— start of INPUT ROWS —

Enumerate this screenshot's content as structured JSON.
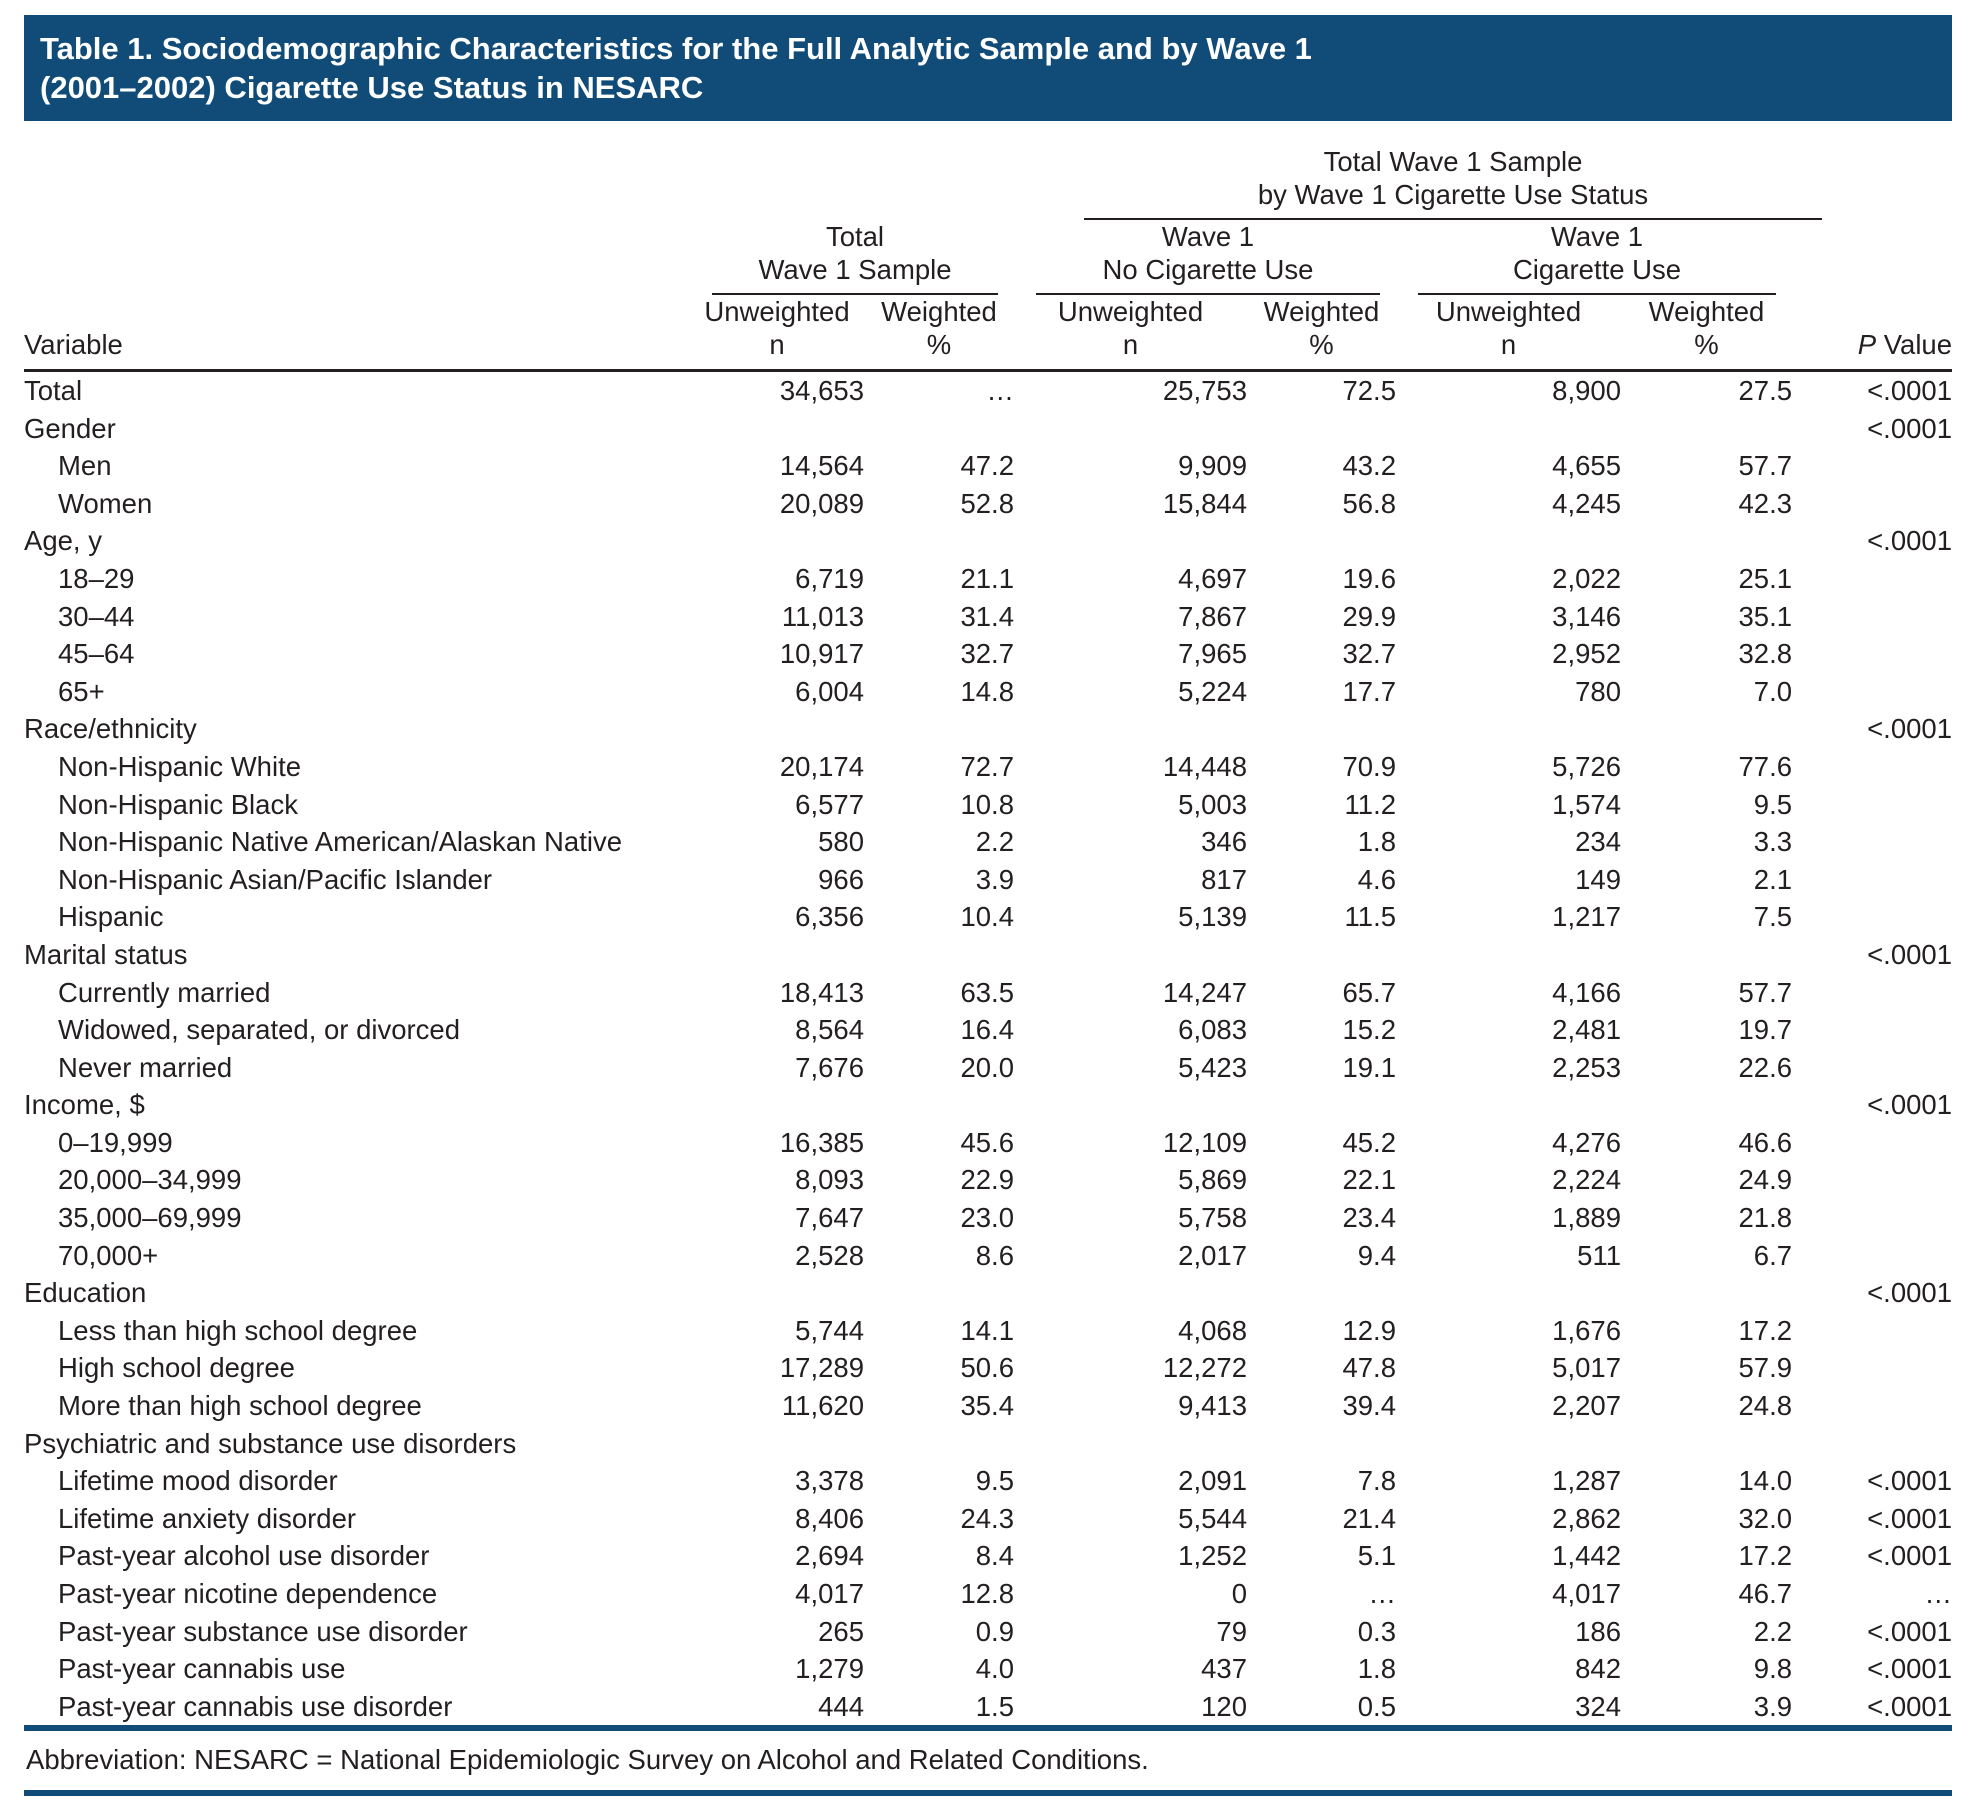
{
  "colors": {
    "navy": "#114c78",
    "ink": "#231f20"
  },
  "title": {
    "line1": "Table 1. Sociodemographic Characteristics for the Full Analytic Sample and by Wave 1",
    "line2": "(2001–2002) Cigarette Use Status in NESARC"
  },
  "header": {
    "top_group": {
      "line1": "Total Wave 1 Sample",
      "line2": "by Wave 1 Cigarette Use Status"
    },
    "groups": [
      {
        "line1": "Total",
        "line2": "Wave 1 Sample"
      },
      {
        "line1": "Wave 1",
        "line2": "No Cigarette Use"
      },
      {
        "line1": "Wave 1",
        "line2": "Cigarette Use"
      }
    ],
    "variable_label": "Variable",
    "cols": [
      {
        "line1": "Unweighted",
        "line2": "n"
      },
      {
        "line1": "Weighted",
        "line2": "%"
      },
      {
        "line1": "Unweighted",
        "line2": "n"
      },
      {
        "line1": "Weighted",
        "line2": "%"
      },
      {
        "line1": "Unweighted",
        "line2": "n"
      },
      {
        "line1": "Weighted",
        "line2": "%"
      }
    ],
    "p_label": {
      "italic": "P",
      "rest": " Value"
    }
  },
  "rows": [
    {
      "label": "Total",
      "indent": 0,
      "values": [
        "34,653",
        "…",
        "25,753",
        "72.5",
        "8,900",
        "27.5",
        "<.0001"
      ]
    },
    {
      "label": "Gender",
      "indent": 0,
      "values": [
        "",
        "",
        "",
        "",
        "",
        "",
        "<.0001"
      ]
    },
    {
      "label": "Men",
      "indent": 1,
      "values": [
        "14,564",
        "47.2",
        "9,909",
        "43.2",
        "4,655",
        "57.7",
        ""
      ]
    },
    {
      "label": "Women",
      "indent": 1,
      "values": [
        "20,089",
        "52.8",
        "15,844",
        "56.8",
        "4,245",
        "42.3",
        ""
      ]
    },
    {
      "label": "Age, y",
      "indent": 0,
      "values": [
        "",
        "",
        "",
        "",
        "",
        "",
        "<.0001"
      ]
    },
    {
      "label": "18–29",
      "indent": 1,
      "values": [
        "6,719",
        "21.1",
        "4,697",
        "19.6",
        "2,022",
        "25.1",
        ""
      ]
    },
    {
      "label": "30–44",
      "indent": 1,
      "values": [
        "11,013",
        "31.4",
        "7,867",
        "29.9",
        "3,146",
        "35.1",
        ""
      ]
    },
    {
      "label": "45–64",
      "indent": 1,
      "values": [
        "10,917",
        "32.7",
        "7,965",
        "32.7",
        "2,952",
        "32.8",
        ""
      ]
    },
    {
      "label": "65+",
      "indent": 1,
      "values": [
        "6,004",
        "14.8",
        "5,224",
        "17.7",
        "780",
        "7.0",
        ""
      ]
    },
    {
      "label": "Race/ethnicity",
      "indent": 0,
      "values": [
        "",
        "",
        "",
        "",
        "",
        "",
        "<.0001"
      ]
    },
    {
      "label": "Non-Hispanic White",
      "indent": 1,
      "values": [
        "20,174",
        "72.7",
        "14,448",
        "70.9",
        "5,726",
        "77.6",
        ""
      ]
    },
    {
      "label": "Non-Hispanic Black",
      "indent": 1,
      "values": [
        "6,577",
        "10.8",
        "5,003",
        "11.2",
        "1,574",
        "9.5",
        ""
      ]
    },
    {
      "label": "Non-Hispanic Native American/Alaskan Native",
      "indent": 1,
      "values": [
        "580",
        "2.2",
        "346",
        "1.8",
        "234",
        "3.3",
        ""
      ]
    },
    {
      "label": "Non-Hispanic Asian/Pacific Islander",
      "indent": 1,
      "values": [
        "966",
        "3.9",
        "817",
        "4.6",
        "149",
        "2.1",
        ""
      ]
    },
    {
      "label": "Hispanic",
      "indent": 1,
      "values": [
        "6,356",
        "10.4",
        "5,139",
        "11.5",
        "1,217",
        "7.5",
        ""
      ]
    },
    {
      "label": "Marital status",
      "indent": 0,
      "values": [
        "",
        "",
        "",
        "",
        "",
        "",
        "<.0001"
      ]
    },
    {
      "label": "Currently married",
      "indent": 1,
      "values": [
        "18,413",
        "63.5",
        "14,247",
        "65.7",
        "4,166",
        "57.7",
        ""
      ]
    },
    {
      "label": "Widowed, separated, or divorced",
      "indent": 1,
      "values": [
        "8,564",
        "16.4",
        "6,083",
        "15.2",
        "2,481",
        "19.7",
        ""
      ]
    },
    {
      "label": "Never married",
      "indent": 1,
      "values": [
        "7,676",
        "20.0",
        "5,423",
        "19.1",
        "2,253",
        "22.6",
        ""
      ]
    },
    {
      "label": "Income, $",
      "indent": 0,
      "values": [
        "",
        "",
        "",
        "",
        "",
        "",
        "<.0001"
      ]
    },
    {
      "label": "0–19,999",
      "indent": 1,
      "values": [
        "16,385",
        "45.6",
        "12,109",
        "45.2",
        "4,276",
        "46.6",
        ""
      ]
    },
    {
      "label": "20,000–34,999",
      "indent": 1,
      "values": [
        "8,093",
        "22.9",
        "5,869",
        "22.1",
        "2,224",
        "24.9",
        ""
      ]
    },
    {
      "label": "35,000–69,999",
      "indent": 1,
      "values": [
        "7,647",
        "23.0",
        "5,758",
        "23.4",
        "1,889",
        "21.8",
        ""
      ]
    },
    {
      "label": "70,000+",
      "indent": 1,
      "values": [
        "2,528",
        "8.6",
        "2,017",
        "9.4",
        "511",
        "6.7",
        ""
      ]
    },
    {
      "label": "Education",
      "indent": 0,
      "values": [
        "",
        "",
        "",
        "",
        "",
        "",
        "<.0001"
      ]
    },
    {
      "label": "Less than high school degree",
      "indent": 1,
      "values": [
        "5,744",
        "14.1",
        "4,068",
        "12.9",
        "1,676",
        "17.2",
        ""
      ]
    },
    {
      "label": "High school degree",
      "indent": 1,
      "values": [
        "17,289",
        "50.6",
        "12,272",
        "47.8",
        "5,017",
        "57.9",
        ""
      ]
    },
    {
      "label": "More than high school degree",
      "indent": 1,
      "values": [
        "11,620",
        "35.4",
        "9,413",
        "39.4",
        "2,207",
        "24.8",
        ""
      ]
    },
    {
      "label": "Psychiatric and substance use disorders",
      "indent": 0,
      "values": [
        "",
        "",
        "",
        "",
        "",
        "",
        ""
      ]
    },
    {
      "label": "Lifetime mood disorder",
      "indent": 1,
      "values": [
        "3,378",
        "9.5",
        "2,091",
        "7.8",
        "1,287",
        "14.0",
        "<.0001"
      ]
    },
    {
      "label": "Lifetime anxiety disorder",
      "indent": 1,
      "values": [
        "8,406",
        "24.3",
        "5,544",
        "21.4",
        "2,862",
        "32.0",
        "<.0001"
      ]
    },
    {
      "label": "Past-year alcohol use disorder",
      "indent": 1,
      "values": [
        "2,694",
        "8.4",
        "1,252",
        "5.1",
        "1,442",
        "17.2",
        "<.0001"
      ]
    },
    {
      "label": "Past-year nicotine dependence",
      "indent": 1,
      "values": [
        "4,017",
        "12.8",
        "0",
        "…",
        "4,017",
        "46.7",
        "…"
      ]
    },
    {
      "label": "Past-year substance use disorder",
      "indent": 1,
      "values": [
        "265",
        "0.9",
        "79",
        "0.3",
        "186",
        "2.2",
        "<.0001"
      ]
    },
    {
      "label": "Past-year cannabis use",
      "indent": 1,
      "values": [
        "1,279",
        "4.0",
        "437",
        "1.8",
        "842",
        "9.8",
        "<.0001"
      ]
    },
    {
      "label": "Past-year cannabis use disorder",
      "indent": 1,
      "values": [
        "444",
        "1.5",
        "120",
        "0.5",
        "324",
        "3.9",
        "<.0001"
      ]
    }
  ],
  "footnote": "Abbreviation: NESARC = National Epidemiologic Survey on Alcohol and Related Conditions."
}
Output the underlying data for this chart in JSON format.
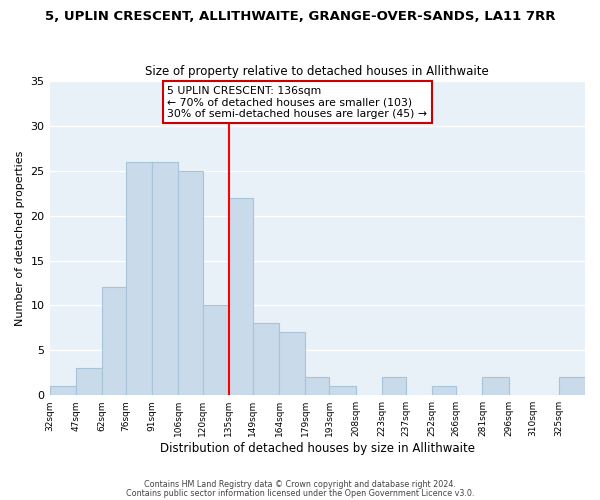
{
  "title": "5, UPLIN CRESCENT, ALLITHWAITE, GRANGE-OVER-SANDS, LA11 7RR",
  "subtitle": "Size of property relative to detached houses in Allithwaite",
  "xlabel": "Distribution of detached houses by size in Allithwaite",
  "ylabel": "Number of detached properties",
  "bar_edges": [
    32,
    47,
    62,
    76,
    91,
    106,
    120,
    135,
    149,
    164,
    179,
    193,
    208,
    223,
    237,
    252,
    266,
    281,
    296,
    310,
    325,
    340
  ],
  "bar_heights": [
    1,
    3,
    12,
    26,
    26,
    25,
    10,
    22,
    8,
    7,
    2,
    1,
    0,
    2,
    0,
    1,
    0,
    2,
    0,
    0,
    2
  ],
  "bar_color": "#c9daea",
  "bar_edgecolor": "#a8c4d8",
  "redline_x": 135,
  "ylim": [
    0,
    35
  ],
  "annotation_title": "5 UPLIN CRESCENT: 136sqm",
  "annotation_line1": "← 70% of detached houses are smaller (103)",
  "annotation_line2": "30% of semi-detached houses are larger (45) →",
  "annotation_box_facecolor": "#ffffff",
  "annotation_box_edgecolor": "#cc0000",
  "footnote1": "Contains HM Land Registry data © Crown copyright and database right 2024.",
  "footnote2": "Contains public sector information licensed under the Open Government Licence v3.0.",
  "tick_labels": [
    "32sqm",
    "47sqm",
    "62sqm",
    "76sqm",
    "91sqm",
    "106sqm",
    "120sqm",
    "135sqm",
    "149sqm",
    "164sqm",
    "179sqm",
    "193sqm",
    "208sqm",
    "223sqm",
    "237sqm",
    "252sqm",
    "266sqm",
    "281sqm",
    "296sqm",
    "310sqm",
    "325sqm"
  ],
  "background_color": "#ffffff",
  "plot_bg_color": "#e8f0f8",
  "grid_color": "#ffffff",
  "yticks": [
    0,
    5,
    10,
    15,
    20,
    25,
    30,
    35
  ]
}
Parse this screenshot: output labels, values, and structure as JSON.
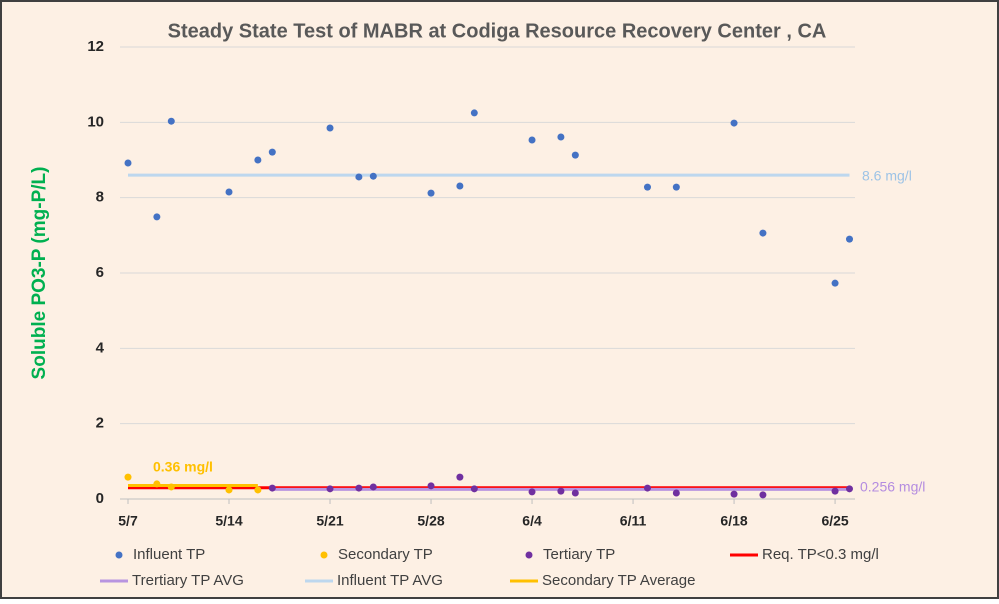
{
  "chart_data": {
    "type": "scatter",
    "title": "Steady State Test of MABR at Codiga Resource Recovery Center , CA",
    "y_label": "Soluble PO3-P (mg-P/L)",
    "xlim": [
      "5/7",
      "6/26"
    ],
    "xticks": [
      "5/7",
      "5/14",
      "5/21",
      "5/28",
      "6/4",
      "6/11",
      "6/18",
      "6/25"
    ],
    "ylim": [
      0,
      12
    ],
    "yticks": [
      0,
      2,
      4,
      6,
      8,
      10,
      12
    ],
    "grid": true,
    "series": [
      {
        "name": "Influent TP",
        "color": "#4472c4",
        "mode": "markers",
        "x": [
          "5/7",
          "5/9",
          "5/10",
          "5/14",
          "5/16",
          "5/17",
          "5/21",
          "5/23",
          "5/24",
          "5/28",
          "5/30",
          "5/31",
          "6/4",
          "6/6",
          "6/7",
          "6/12",
          "6/14",
          "6/18",
          "6/20",
          "6/25",
          "6/26"
        ],
        "values": [
          8.92,
          7.49,
          10.03,
          8.15,
          9.0,
          9.21,
          9.85,
          8.55,
          8.57,
          8.12,
          8.31,
          10.25,
          9.53,
          9.61,
          9.13,
          8.28,
          8.28,
          9.98,
          7.06,
          5.73,
          6.9
        ]
      },
      {
        "name": "Secondary TP",
        "color": "#ffc000",
        "mode": "markers",
        "x": [
          "5/7",
          "5/9",
          "5/10",
          "5/14",
          "5/16"
        ],
        "values": [
          0.58,
          0.4,
          0.32,
          0.24,
          0.24
        ]
      },
      {
        "name": "Tertiary TP",
        "color": "#7030a0",
        "mode": "markers",
        "x": [
          "5/17",
          "5/21",
          "5/23",
          "5/24",
          "5/28",
          "5/30",
          "5/31",
          "6/4",
          "6/6",
          "6/7",
          "6/12",
          "6/14",
          "6/18",
          "6/20",
          "6/25",
          "6/26"
        ],
        "values": [
          0.29,
          0.27,
          0.29,
          0.32,
          0.35,
          0.58,
          0.27,
          0.19,
          0.21,
          0.16,
          0.29,
          0.16,
          0.13,
          0.11,
          0.21,
          0.27
        ]
      },
      {
        "name": "Req. TP<0.3 mg/l",
        "color": "#ff0000",
        "mode": "line",
        "x": [
          "5/7",
          "6/26"
        ],
        "values": [
          0.3,
          0.3
        ]
      },
      {
        "name": "Trertiary TP AVG",
        "color": "#b894e0",
        "mode": "line",
        "x": [
          "5/17",
          "6/26"
        ],
        "values": [
          0.256,
          0.256
        ]
      },
      {
        "name": "Influent TP AVG",
        "color": "#bdd7ee",
        "mode": "line",
        "x": [
          "5/7",
          "6/26"
        ],
        "values": [
          8.6,
          8.6
        ]
      },
      {
        "name": "Secondary TP Average",
        "color": "#ffc000",
        "mode": "line",
        "x": [
          "5/7",
          "5/16"
        ],
        "values": [
          0.36,
          0.36
        ]
      }
    ],
    "annotations": [
      {
        "text": "8.6 mg/l",
        "color": "#9dc3e6"
      },
      {
        "text": "0.36 mg/l",
        "color": "#ffc000"
      },
      {
        "text": "0.256 mg/l",
        "color": "#b48ce0"
      }
    ]
  }
}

— end of INPUT ROWS —

▶ **EXERCISE AIM**
Only a number is wanted: how many lines of the material above hold "Contains"?

▶ **EXERCISE SOLUTION**
2